(Dataset items)
────────────────

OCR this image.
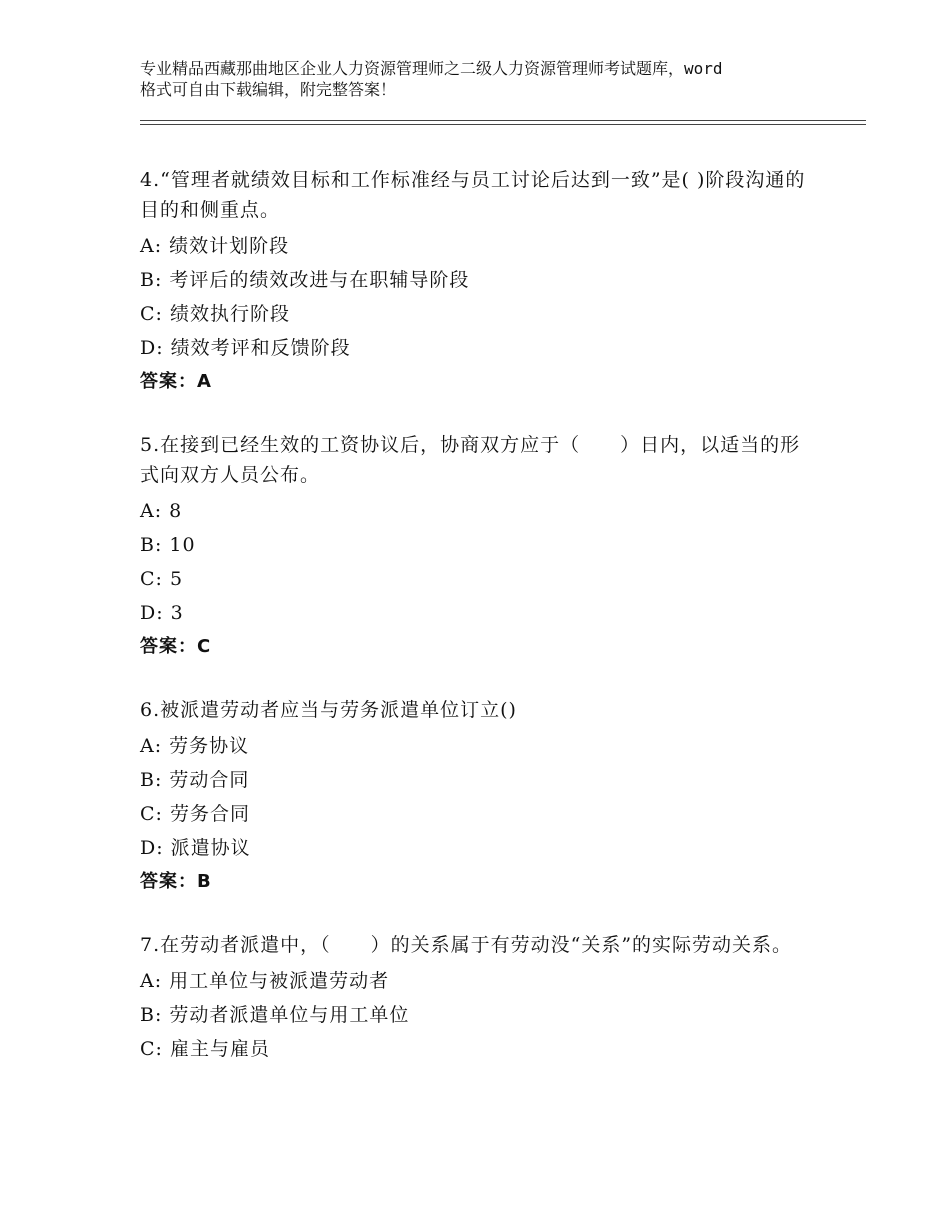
专业精品西藏那曲地区企业人力资源管理师之二级人力资源管理师考试题库，word
格式可自由下载编辑，附完整答案！
4.“管理者就绩效目标和工作标准经与员工讨论后达到一致”是( )阶段沟通的目的和侧重点。
A: 绩效计划阶段
B: 考评后的绩效改进与在职辅导阶段
C: 绩效执行阶段
D: 绩效考评和反馈阶段
答案：A
5.在接到已经生效的工资协议后，协商双方应于（　　）日内，以适当的形式向双方人员公布。
A: 8
B: 10
C: 5
D: 3
答案：C
6.被派遣劳动者应当与劳务派遣单位订立()
A: 劳务协议
B: 劳动合同
C: 劳务合同
D: 派遣协议
答案：B
7.在劳动者派遣中，（　　）的关系属于有劳动没“关系”的实际劳动关系。
A: 用工单位与被派遣劳动者
B: 劳动者派遣单位与用工单位
C: 雇主与雇员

────────────────

Direction: Transcribe the preceding listing in its entirety and with exact wording, leaving out pictures.

Reply:
OCR this image.
专业精品西藏那曲地区企业人力资源管理师之二级人力资源管理师考试题库，word
格式可自由下载编辑，附完整答案！
4.“管理者就绩效目标和工作标准经与员工讨论后达到一致”是( )阶段沟通的目的和侧重点。
A: 绩效计划阶段
B: 考评后的绩效改进与在职辅导阶段
C: 绩效执行阶段
D: 绩效考评和反馈阶段
答案：A
5.在接到已经生效的工资协议后，协商双方应于（　　）日内，以适当的形式向双方人员公布。
A: 8
B: 10
C: 5
D: 3
答案：C
6.被派遣劳动者应当与劳务派遣单位订立()
A: 劳务协议
B: 劳动合同
C: 劳务合同
D: 派遣协议
答案：B
7.在劳动者派遣中，（　　）的关系属于有劳动没“关系”的实际劳动关系。
A: 用工单位与被派遣劳动者
B: 劳动者派遣单位与用工单位
C: 雇主与雇员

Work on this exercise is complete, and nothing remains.